To do ->
In the material below, replace every "narration-line" with "caption-line" and reproduce all the lines with nothing else changed. Leave the pictures out of your answer.

···

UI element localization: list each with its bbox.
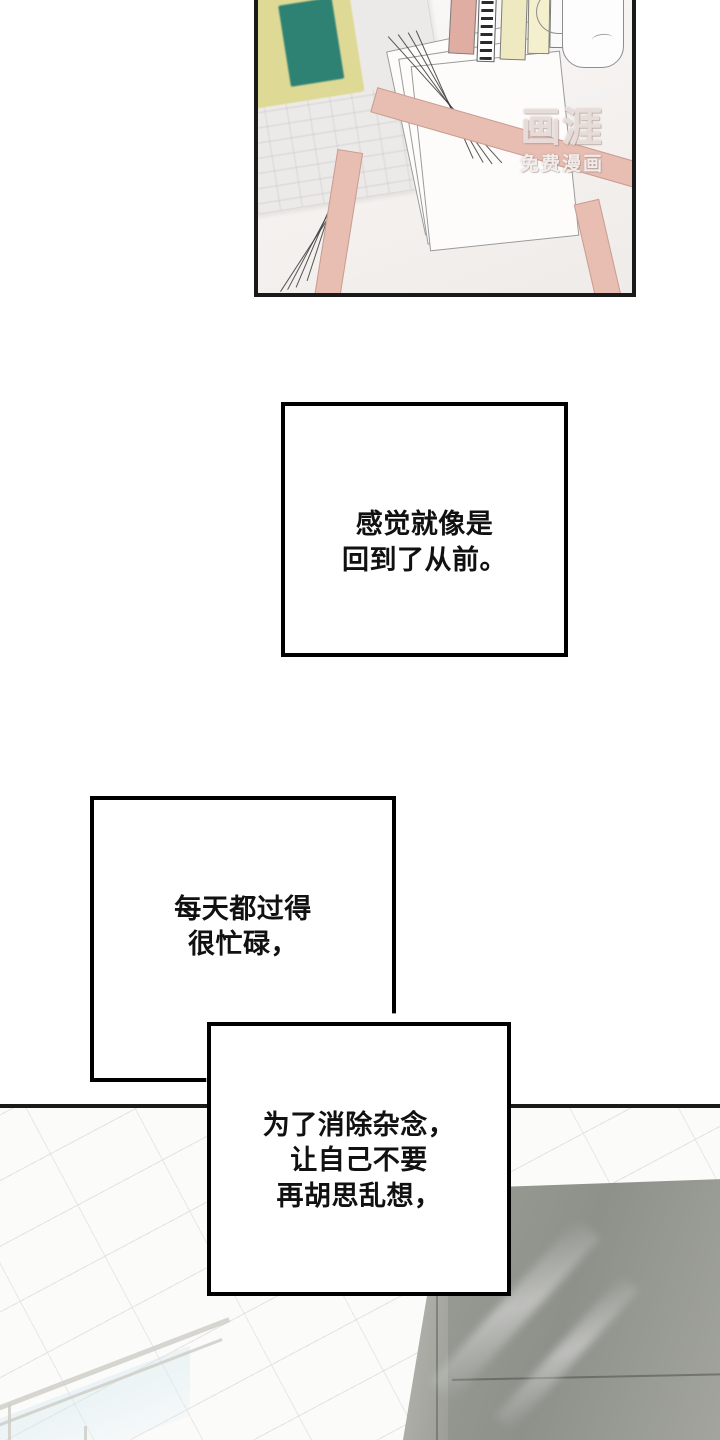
narration-line: 感觉就像是 (355, 509, 494, 540)
narration-box-1-text: 感觉就像是 回到了从前。 (285, 507, 564, 577)
narration-box-2-text: 每天都过得 很忙碌， (90, 892, 396, 962)
wall-seam-vertical (436, 1284, 438, 1440)
panel-desk-scene: 画涯 免费漫画 (254, 0, 636, 297)
railing-handrail (0, 1317, 231, 1418)
glass-railing (0, 1284, 240, 1440)
narration-line: 每天都过得 (174, 894, 312, 924)
narration-box-3: 为了消除杂念， 让自己不要 再胡思乱想， (207, 1022, 511, 1296)
spiral-notebook (476, 0, 498, 63)
fanned-paper-lines (279, 28, 536, 292)
narration-line: 很忙碌， (188, 929, 298, 960)
narration-box-1: 感觉就像是 回到了从前。 (281, 402, 568, 657)
narration-line: 回到了从前。 (342, 544, 507, 575)
railing-lower-rail (0, 1338, 223, 1434)
narration-line: 为了消除杂念， (262, 1110, 456, 1141)
narration-box-3-text: 为了消除杂念， 让自己不要 再胡思乱想， (211, 1108, 507, 1213)
narration-line: 让自己不要 (290, 1145, 428, 1176)
railing-post-1 (8, 1404, 11, 1440)
railing-post-2 (84, 1426, 87, 1440)
mug-handle (536, 0, 570, 34)
narration-line: 再胡思乱想， (276, 1180, 442, 1211)
mug-body (562, 0, 624, 68)
book-pink (448, 0, 478, 55)
book-cream (499, 0, 529, 61)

···

Response for this exercise ->
UI element localization: list each with its bbox.
caption-line: 感觉就像是 (355, 509, 494, 540)
narration-box-1-text: 感觉就像是 回到了从前。 (285, 507, 564, 577)
narration-box-2-text: 每天都过得 很忙碌， (90, 892, 396, 962)
wall-seam-vertical (436, 1284, 438, 1440)
panel-desk-scene: 画涯 免费漫画 (254, 0, 636, 297)
railing-handrail (0, 1317, 231, 1418)
glass-railing (0, 1284, 240, 1440)
caption-line: 每天都过得 (174, 894, 312, 924)
narration-box-3: 为了消除杂念， 让自己不要 再胡思乱想， (207, 1022, 511, 1296)
spiral-notebook (476, 0, 498, 63)
fanned-paper-lines (279, 28, 536, 292)
caption-line: 很忙碌， (188, 929, 298, 960)
narration-box-1: 感觉就像是 回到了从前。 (281, 402, 568, 657)
caption-line: 回到了从前。 (342, 544, 507, 575)
railing-lower-rail (0, 1338, 223, 1434)
caption-line: 为了消除杂念， (262, 1110, 456, 1141)
narration-box-3-text: 为了消除杂念， 让自己不要 再胡思乱想， (211, 1108, 507, 1213)
caption-line: 让自己不要 (290, 1145, 428, 1176)
railing-post-1 (8, 1404, 11, 1440)
railing-post-2 (84, 1426, 87, 1440)
mug-handle (536, 0, 570, 34)
caption-line: 再胡思乱想， (276, 1180, 442, 1211)
mug-body (562, 0, 624, 68)
book-pink (448, 0, 478, 55)
book-cream (499, 0, 529, 61)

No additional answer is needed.